How does agreements affect the revolution?

The first thing that may need clarification is why the commander of SDF, a force with more than a 100.000 fighters, traveled to Damascus to sign an agreement with the leader of HTS, with a force estimated of 30.000 fighters. To understand this we also need to count the influence of Turkey, who not only controls the SNA (with an estimated force of around 60.000 fighters) but that also holds the key for western governments to negotiate with Damascus. The government of Erdogan has been working as the liaison between the head of HTS and representatives of western governments as well as other Arabic countries. Turkey has been a key ally of HTS for several years, and Turkish military points around Idlib functioned as a deterrence for the Syrian Arab Army to enter Idlib with full force. This allowed HTS to consolidate their forces and prepare the offensive that provided the final blow to the decrepit regime of Bashar al-Assad.

Turkish support for HTS is not exempt of contradictions, and over the last months there have been some tensions and disputes over different topics. Nevertheless, their alliance is deep, and several representatives of the provisional government have strong ties with Turkish State. One of the most prominent examples is the new Syrian minister of foreign relations, Assad Hassan al-Shaibni, who just finished his PhD on political science and international relations in the Istanbul Sabahattin Zaim University on 2024. The Grand Mufti of Syria and newly appointed leader of the Supreme fatwa council, Osama al-Rifai, also has close ties with Erdogan and his circles, being also aligned with the Muslim Brotherhood. Many commanders of the SNA divisions are being appointed for important positions in the new Syrian army, like Abu Amsha, leader of the Hamza division, group responsible for the assassination of the Kurdish politician Hevrin Xalef in 2019. All these names are just some examples of how far the influence of Turkish government is penetrating the new Syrian state, harvesting their investment and the protection that was given to HTS over the last years of Bashar al-Assad.

This massive influence of Turkish ruling elites over Syria creates a big threat for the DAANES. Erdogan Neo-Otoman expansionist dreams, combined with his war against the Kurdish Liberation Movement, made the annihilation of the autonomous zone of Rojava a priority for the Turkish State. Negotiations with the new provisional government of Damascus seemed the only alternative to prevent a full scale war against Turkey. Ahmed al-Sharaa, self-appointed president of Syria, is not fond of his dependency on Turkey, and making agreements with Syrian forces reaffirms his nationalist narrative of “Syria for the Syrians”. This also comes at a time when Israel is also expanding its influence on southern Syria, expanding their “security zone” beyond the already occupied Golan highs. The rise of a new state after the collapse of a regime is always a weak time for any ruler, and he needs all alliances he can rally to consolidate his power grip. Kurdish forces are also not fond of how al-Shara is expecting to rule Syria, and all the DAANES institutions already express their deep disagreement on the new constitution proposed by the provisional government. Nevertheless, making concessions to the new proclaimed president of Syria now, can bring opportunities to ensure some autonomy for the future.

* * * * * * * * *

STATED EXERCISE 1 »
Reproduce the entries from their first line through the line holding "messages-icon[interactable] [540,1417,611,1488]", with both ends included.
The entries that follow have no connection to the text above.

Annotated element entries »
* * * * * * * * *

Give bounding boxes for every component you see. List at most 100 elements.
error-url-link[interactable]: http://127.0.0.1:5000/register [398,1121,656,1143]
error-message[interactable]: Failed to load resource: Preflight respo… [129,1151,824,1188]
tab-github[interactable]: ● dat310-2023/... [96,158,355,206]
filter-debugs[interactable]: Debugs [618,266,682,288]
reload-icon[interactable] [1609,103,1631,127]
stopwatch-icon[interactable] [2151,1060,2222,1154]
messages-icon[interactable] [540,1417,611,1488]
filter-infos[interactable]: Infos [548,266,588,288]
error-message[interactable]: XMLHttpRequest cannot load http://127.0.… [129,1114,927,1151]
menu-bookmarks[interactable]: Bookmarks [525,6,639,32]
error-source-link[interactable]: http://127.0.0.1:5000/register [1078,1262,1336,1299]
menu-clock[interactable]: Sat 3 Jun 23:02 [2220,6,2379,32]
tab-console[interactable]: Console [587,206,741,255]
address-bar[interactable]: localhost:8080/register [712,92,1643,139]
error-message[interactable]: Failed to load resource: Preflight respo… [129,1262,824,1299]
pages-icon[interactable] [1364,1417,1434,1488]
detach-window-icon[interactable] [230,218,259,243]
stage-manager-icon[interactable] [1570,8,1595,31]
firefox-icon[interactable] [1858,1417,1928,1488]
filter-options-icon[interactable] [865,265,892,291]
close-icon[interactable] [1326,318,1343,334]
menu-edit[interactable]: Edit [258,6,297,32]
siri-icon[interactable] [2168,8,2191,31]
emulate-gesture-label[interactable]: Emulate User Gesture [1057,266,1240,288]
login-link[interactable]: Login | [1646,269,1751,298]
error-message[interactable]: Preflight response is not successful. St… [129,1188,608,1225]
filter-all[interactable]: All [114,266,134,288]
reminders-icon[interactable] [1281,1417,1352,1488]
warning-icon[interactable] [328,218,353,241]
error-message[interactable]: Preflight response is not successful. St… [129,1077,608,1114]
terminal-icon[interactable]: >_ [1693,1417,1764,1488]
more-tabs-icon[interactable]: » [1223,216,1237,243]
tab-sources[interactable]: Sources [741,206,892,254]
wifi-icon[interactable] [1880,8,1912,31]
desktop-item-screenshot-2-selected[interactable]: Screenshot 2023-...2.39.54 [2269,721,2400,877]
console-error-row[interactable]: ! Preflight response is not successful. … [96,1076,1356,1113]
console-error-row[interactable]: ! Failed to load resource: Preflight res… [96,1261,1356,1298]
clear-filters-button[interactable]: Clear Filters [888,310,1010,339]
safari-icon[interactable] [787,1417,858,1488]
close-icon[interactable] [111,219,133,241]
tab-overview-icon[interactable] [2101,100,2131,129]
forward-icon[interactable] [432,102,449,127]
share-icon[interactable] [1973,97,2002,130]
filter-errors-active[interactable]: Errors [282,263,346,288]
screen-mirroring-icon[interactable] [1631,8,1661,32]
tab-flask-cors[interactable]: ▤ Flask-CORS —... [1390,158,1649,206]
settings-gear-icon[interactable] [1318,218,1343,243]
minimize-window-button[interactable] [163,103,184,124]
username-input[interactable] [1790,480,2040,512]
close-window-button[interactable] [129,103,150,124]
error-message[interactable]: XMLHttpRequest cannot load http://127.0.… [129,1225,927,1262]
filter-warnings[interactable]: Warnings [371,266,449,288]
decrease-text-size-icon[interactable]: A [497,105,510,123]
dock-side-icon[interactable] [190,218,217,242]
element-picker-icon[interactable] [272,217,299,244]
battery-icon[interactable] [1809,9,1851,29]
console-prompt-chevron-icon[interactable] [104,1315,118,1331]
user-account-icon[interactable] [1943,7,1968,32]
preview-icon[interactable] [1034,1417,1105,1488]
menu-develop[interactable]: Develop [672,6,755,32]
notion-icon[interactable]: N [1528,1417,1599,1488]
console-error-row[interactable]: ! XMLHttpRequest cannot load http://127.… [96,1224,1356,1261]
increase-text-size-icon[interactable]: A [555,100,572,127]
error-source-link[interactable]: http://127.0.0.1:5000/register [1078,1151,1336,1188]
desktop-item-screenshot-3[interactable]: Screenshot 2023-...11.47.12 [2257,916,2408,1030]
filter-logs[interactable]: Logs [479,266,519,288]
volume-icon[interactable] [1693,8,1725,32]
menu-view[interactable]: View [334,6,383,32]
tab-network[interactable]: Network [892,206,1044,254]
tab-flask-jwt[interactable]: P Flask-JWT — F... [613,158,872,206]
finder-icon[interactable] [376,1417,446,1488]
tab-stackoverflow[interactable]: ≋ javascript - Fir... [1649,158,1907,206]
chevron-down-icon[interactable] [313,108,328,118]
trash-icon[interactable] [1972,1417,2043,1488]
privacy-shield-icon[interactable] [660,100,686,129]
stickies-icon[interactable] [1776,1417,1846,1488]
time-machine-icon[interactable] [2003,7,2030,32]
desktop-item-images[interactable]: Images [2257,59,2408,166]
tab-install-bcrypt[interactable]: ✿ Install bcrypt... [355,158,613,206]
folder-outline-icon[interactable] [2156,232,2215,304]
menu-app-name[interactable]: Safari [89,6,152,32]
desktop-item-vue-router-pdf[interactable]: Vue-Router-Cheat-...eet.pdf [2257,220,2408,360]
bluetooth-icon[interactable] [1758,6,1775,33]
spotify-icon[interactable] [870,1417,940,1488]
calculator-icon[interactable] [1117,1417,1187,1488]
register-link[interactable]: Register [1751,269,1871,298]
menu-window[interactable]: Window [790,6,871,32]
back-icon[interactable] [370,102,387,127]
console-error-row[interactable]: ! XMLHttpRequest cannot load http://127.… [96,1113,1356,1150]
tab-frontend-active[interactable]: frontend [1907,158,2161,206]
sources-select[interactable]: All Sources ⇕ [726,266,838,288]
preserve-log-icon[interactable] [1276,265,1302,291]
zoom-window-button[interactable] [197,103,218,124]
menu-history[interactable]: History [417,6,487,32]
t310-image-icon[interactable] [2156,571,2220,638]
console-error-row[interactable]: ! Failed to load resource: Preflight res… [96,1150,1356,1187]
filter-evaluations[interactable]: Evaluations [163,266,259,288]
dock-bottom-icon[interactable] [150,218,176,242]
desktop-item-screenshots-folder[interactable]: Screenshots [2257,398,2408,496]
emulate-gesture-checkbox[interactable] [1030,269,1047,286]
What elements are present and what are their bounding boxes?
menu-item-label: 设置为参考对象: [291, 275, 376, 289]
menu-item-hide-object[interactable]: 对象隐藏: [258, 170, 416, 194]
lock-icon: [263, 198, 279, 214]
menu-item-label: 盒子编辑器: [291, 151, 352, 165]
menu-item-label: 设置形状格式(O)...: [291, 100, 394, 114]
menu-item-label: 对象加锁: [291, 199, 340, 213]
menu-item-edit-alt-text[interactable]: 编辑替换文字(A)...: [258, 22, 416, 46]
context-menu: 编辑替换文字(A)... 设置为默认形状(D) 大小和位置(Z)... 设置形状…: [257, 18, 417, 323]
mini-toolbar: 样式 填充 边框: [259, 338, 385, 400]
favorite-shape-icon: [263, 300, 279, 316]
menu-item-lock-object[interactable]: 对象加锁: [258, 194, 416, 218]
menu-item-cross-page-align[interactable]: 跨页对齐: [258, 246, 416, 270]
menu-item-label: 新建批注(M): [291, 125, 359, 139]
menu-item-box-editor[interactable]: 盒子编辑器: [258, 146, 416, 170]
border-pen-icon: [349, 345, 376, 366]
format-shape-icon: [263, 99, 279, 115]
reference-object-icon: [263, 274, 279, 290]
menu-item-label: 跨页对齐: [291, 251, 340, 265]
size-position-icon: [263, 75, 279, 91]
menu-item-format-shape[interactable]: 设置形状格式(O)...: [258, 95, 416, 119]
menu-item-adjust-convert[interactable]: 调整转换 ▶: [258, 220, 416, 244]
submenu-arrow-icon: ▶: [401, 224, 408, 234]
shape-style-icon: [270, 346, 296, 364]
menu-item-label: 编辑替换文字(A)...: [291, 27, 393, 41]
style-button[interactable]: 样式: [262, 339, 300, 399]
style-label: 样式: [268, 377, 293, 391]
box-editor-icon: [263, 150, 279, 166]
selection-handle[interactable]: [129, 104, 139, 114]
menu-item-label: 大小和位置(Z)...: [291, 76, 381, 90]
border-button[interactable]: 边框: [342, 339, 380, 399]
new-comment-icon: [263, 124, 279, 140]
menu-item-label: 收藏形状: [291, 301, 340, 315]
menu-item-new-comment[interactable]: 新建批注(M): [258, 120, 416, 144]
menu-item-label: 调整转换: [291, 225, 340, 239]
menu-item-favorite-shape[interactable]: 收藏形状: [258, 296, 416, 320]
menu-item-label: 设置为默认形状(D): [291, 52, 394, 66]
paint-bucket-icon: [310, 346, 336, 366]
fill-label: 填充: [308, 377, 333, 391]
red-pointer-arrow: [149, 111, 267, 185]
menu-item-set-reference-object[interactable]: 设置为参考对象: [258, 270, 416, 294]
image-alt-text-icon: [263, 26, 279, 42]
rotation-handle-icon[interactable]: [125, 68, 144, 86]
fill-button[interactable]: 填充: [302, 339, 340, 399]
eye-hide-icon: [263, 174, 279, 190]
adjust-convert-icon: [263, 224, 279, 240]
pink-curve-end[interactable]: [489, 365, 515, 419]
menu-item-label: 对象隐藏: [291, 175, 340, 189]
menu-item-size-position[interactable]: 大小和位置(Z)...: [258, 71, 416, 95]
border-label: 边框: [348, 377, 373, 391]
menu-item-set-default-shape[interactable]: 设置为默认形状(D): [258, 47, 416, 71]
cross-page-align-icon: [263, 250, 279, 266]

* * * * * * * * *

STATED EXERCISE 2 »
According to the passage on the Syrian agreements, why did negotiations with the provisional government in Damascus appear necessary for the DAANES?

FINAL ANSWER 1 »
Give bounding boxes for every component you see. List at most 100 elements.
error-url-link[interactable]: http://127.0.0.1:5000/register [398,1121,656,1143]
error-message[interactable]: Failed to load resource: Preflight respo… [129,1151,824,1188]
tab-github[interactable]: ● dat310-2023/... [96,158,355,206]
filter-debugs[interactable]: Debugs [618,266,682,288]
reload-icon[interactable] [1609,103,1631,127]
stopwatch-icon[interactable] [2151,1060,2222,1154]
messages-icon[interactable] [540,1417,611,1488]

FINAL ANSWER 2 »
The massive influence of Turkish ruling elites over Syria posed a major threat to the DAANES. Erdogan's Neo-Ottoman expansionist ambitions and his war against the Kurdish Liberation Movement made the annihilation of Rojava a priority for the Turkish State. Negotiating with Damascus therefore seemed the only way to prevent a full-scale war against Turkey.